TEXT EXTRACT:
>> start

Vince is older and wiser than the other kayakers, a middle-aged man with a serious job back there in the real world—he’s a high-powered banker—who has only come along to keep his teenage daughter company. The daughter, Louise, is almost as strange to him as the fierce and unpredictable river. Banking keeps him mostly in London, while she lives in the country with her mother. The mother, an expert kayaker who should have been with her on the trip, has suddenly died of a heart attack and in the aftershock he is trying, without much enthusiasm or success, to reestablish a relationship with his child.

More important to him, he is trying to reawaken feelings in himself. Falling in love with Michela is part of the process, but his true salvation is action. The two themes come dramatically together in a shallow cave beneath a waterfall, with the whole weight of the river crashing down beyond it:

Suddenly, it seemed essential that he should have come here, that he should know this cold, roaring place, at the heart of everything, he thought, but dark and hidden. It’s important that there are places like this. He couldn’t think why. But he knew the Italian girl would be coming. Any moment. He waited, breathing the saturated air. Sure enough, she suddenly blundered forward through the water and against him. He could just make out her pale face as she yelled something inches away. What was it? He couldn’t hear. She pulled him against her. Her hands had fastened tight on his jacket. Their cold wet faces are together now. Still she was yelling something. The water thundered. He shouted: I’m crazy about you. Absolutely crazy! He was shouting at the top of his voice knowing she couldn’t hear. I do nothing but watch you. She shook her head. Their eyes had caught each other, gathering a faint brightness from the shadow. Something was quivering there. She put her hands behind his head. Their helmets banged. And for perhaps three or four seconds she pressed her cold lips to his. Then she let go.

The action prose, Hemingway-style, clipped and urgent, is carefully deflated by those banging helmets. It is also supposed to be a moment of revelation, like the incident in the Marabar caves in A Passage to India. When asked about it later, Michela, who goes on—unsuccessfully—to attempt suicide, calls the cave behind the waterfall the “last place on earth…terminal,” while Vince says it is “like a place…I kind of always knew existed but had never been to.” What she sees as a moment of darkness in a bad place is, for him, a way through to his own heart after years of loveless marriage. In the closing pages of the book, these two ways of looking come together, though not quite as you would expect: when Vince finally gets into bed with the woman he says he’s crazy about, he doesn’t dare touch her.

Yet daring is what he’s been seeking, “the delirium of the real thing …the highly levered gamble,” he calls it. As it works out, Vince has found it not with Michela but in the risky business of white-water kayaking. After a lifetime chained to a desk and juggling numbers, he finds himself thinking with his body instead of his weary head, and his world is suddenly transformed:

Vince’s body ached in various places from yesterday’s adventure, but when sitting down to meat and wine these are not unpleasant aches, more reminders of being alive…. There comes a point when a wound makes you more aware of the healing process than the damage.

Michela has gone through a similar process, with exactly the opposite result. She knows all about the perils of white water and for her it’s now a sham:

I think…so many of these people who do dangerous things on rivers and mountains are afraid. It’s funny, but I’m pretty sure. Afraid of dying, afraid of settling down. Afraid of life beginning really, and afraid it will never begin. These sports are something you do instead of life…. Do you see what I’m trying to say, Mr Banker? They’re things people do instead of living. Really, you should tell your bank to invest in all these high-risk sports because it’s what everyone really wants. Hang-gliding, deep-sea diving. To feel they’re really living, when they’re not in danger of living at all.

>> end

AIM A: Quote the review of the kayaking novel word for word, from the part that opens with the words containing "The action prose, Hemingway-style, clipped" and closes with "dare touch her.".
The rows have nothing to do with the review of the kayaking novel.

EXTRACTED DATA:

>> start

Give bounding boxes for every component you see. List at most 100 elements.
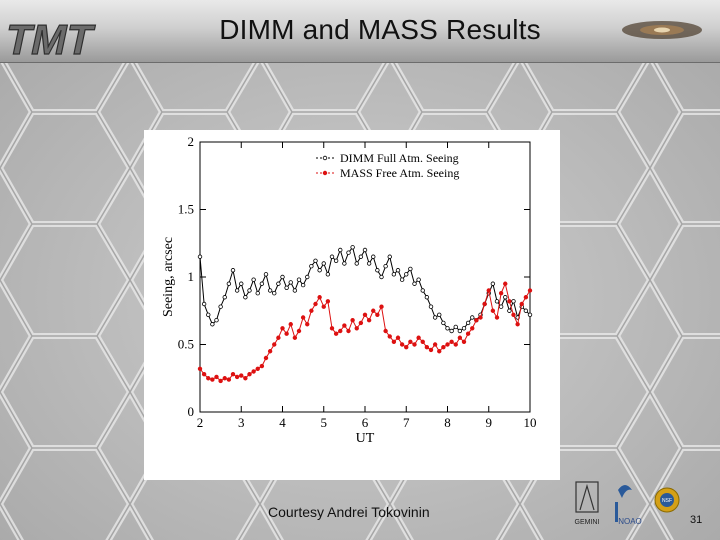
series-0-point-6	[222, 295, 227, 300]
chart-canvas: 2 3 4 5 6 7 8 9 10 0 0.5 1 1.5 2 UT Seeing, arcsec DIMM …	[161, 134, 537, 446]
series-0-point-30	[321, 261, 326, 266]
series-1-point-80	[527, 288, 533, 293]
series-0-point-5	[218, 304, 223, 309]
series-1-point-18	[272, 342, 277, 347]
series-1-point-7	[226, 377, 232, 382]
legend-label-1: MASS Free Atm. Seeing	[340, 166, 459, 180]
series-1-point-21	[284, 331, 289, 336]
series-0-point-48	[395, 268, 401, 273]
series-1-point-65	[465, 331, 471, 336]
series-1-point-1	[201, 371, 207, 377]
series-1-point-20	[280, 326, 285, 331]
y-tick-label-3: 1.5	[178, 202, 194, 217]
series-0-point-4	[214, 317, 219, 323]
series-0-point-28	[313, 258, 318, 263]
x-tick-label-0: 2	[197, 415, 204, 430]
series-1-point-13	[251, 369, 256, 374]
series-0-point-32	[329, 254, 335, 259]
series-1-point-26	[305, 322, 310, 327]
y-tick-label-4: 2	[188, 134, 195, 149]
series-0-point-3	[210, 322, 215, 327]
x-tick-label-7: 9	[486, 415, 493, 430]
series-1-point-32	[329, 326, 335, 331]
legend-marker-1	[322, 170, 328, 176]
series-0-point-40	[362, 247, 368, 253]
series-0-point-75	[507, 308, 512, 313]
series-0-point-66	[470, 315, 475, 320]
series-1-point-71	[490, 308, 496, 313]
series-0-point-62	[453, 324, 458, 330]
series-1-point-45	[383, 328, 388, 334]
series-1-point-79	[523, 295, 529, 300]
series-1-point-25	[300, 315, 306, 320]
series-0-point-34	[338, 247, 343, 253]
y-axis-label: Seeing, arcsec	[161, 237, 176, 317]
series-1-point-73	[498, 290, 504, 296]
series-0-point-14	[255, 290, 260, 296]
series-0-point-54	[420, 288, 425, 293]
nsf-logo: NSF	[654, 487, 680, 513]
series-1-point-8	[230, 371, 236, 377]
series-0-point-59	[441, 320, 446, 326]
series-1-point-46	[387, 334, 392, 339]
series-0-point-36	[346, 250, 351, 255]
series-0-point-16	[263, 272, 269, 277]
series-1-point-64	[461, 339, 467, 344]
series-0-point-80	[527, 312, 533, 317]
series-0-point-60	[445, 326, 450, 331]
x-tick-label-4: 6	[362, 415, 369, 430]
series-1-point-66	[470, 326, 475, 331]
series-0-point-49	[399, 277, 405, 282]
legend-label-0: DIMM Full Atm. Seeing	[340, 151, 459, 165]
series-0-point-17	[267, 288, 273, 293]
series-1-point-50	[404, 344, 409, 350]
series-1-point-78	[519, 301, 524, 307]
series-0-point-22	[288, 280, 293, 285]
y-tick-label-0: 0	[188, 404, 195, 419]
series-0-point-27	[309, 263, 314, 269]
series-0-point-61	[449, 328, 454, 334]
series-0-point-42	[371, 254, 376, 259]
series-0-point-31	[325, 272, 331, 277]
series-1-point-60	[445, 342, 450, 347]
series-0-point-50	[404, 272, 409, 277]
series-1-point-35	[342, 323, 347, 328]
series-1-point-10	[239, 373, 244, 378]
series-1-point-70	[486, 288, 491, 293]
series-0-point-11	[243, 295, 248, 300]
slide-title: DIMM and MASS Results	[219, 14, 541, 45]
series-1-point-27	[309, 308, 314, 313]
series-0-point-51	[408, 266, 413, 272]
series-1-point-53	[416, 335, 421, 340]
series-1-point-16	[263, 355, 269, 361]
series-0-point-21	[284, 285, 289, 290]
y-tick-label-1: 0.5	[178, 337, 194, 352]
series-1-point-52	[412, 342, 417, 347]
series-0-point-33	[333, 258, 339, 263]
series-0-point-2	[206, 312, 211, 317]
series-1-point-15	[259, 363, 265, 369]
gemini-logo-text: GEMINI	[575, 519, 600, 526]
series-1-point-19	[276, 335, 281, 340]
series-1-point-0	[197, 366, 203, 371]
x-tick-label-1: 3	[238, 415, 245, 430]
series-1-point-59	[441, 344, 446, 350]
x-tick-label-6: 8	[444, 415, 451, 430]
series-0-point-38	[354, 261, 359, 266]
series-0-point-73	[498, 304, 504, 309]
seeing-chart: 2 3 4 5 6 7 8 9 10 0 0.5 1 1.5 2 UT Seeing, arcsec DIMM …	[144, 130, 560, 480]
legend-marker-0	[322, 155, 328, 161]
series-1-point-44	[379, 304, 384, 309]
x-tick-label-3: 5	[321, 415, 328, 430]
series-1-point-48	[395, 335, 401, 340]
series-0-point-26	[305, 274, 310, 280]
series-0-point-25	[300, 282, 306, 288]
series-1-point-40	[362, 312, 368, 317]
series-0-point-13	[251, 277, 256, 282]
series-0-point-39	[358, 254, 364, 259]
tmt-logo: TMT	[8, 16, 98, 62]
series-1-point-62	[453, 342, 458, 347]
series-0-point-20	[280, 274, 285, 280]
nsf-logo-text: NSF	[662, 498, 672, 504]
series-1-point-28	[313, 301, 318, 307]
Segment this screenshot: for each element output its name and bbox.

>> end

AIM B: Please copy the rows verbatim, starting at the line containing "295, 227, 300]" and ending at the line containing "308, 512, 313]", with both of those lines included.

REPLY A:
The action prose, Hemingway-style, clipped and urgent, is carefully deflated by those banging helmets. It is also supposed to be a moment of revelation, like the incident in the Marabar caves in A Passage to India. When asked about it later, Michela, who goes on—unsuccessfully—to attempt suicide, calls the cave behind the waterfall the “last place on earth…terminal,” while Vince says it is “like a place…I kind of always knew existed but had never been to.” What she sees as a moment of darkness in a bad place is, for him, a way through to his own heart after years of loveless marriage. In the closing pages of the book, these two ways of looking come together, though not quite as you would expect: when Vince finally gets into bed with the woman he says he’s crazy about, he doesn’t dare touch her.

REPLY B:
series-0-point-6	[222, 295, 227, 300]
chart-canvas: 2 3 4 5 6 7 8 9 10 0 0.5 1 1.5 2 UT Seeing, arcsec DIMM …	[161, 134, 537, 446]
series-0-point-30	[321, 261, 326, 266]
series-1-point-80	[527, 288, 533, 293]
series-0-point-5	[218, 304, 223, 309]
series-1-point-18	[272, 342, 277, 347]
series-1-point-7	[226, 377, 232, 382]
legend-label-1: MASS Free Atm. Seeing	[340, 166, 459, 180]
series-1-point-21	[284, 331, 289, 336]
series-0-point-48	[395, 268, 401, 273]
series-1-point-65	[465, 331, 471, 336]
series-1-point-1	[201, 371, 207, 377]
series-1-point-20	[280, 326, 285, 331]
y-tick-label-3: 1.5	[178, 202, 194, 217]
series-0-point-4	[214, 317, 219, 323]
series-0-point-28	[313, 258, 318, 263]
x-tick-label-0: 2	[197, 415, 204, 430]
series-1-point-13	[251, 369, 256, 374]
series-0-point-32	[329, 254, 335, 259]
series-1-point-26	[305, 322, 310, 327]
y-tick-label-4: 2	[188, 134, 195, 149]
series-0-point-3	[210, 322, 215, 327]
x-tick-label-7: 9	[486, 415, 493, 430]
series-1-point-32	[329, 326, 335, 331]
legend-marker-1	[322, 170, 328, 176]
series-0-point-40	[362, 247, 368, 253]
series-0-point-75	[507, 308, 512, 313]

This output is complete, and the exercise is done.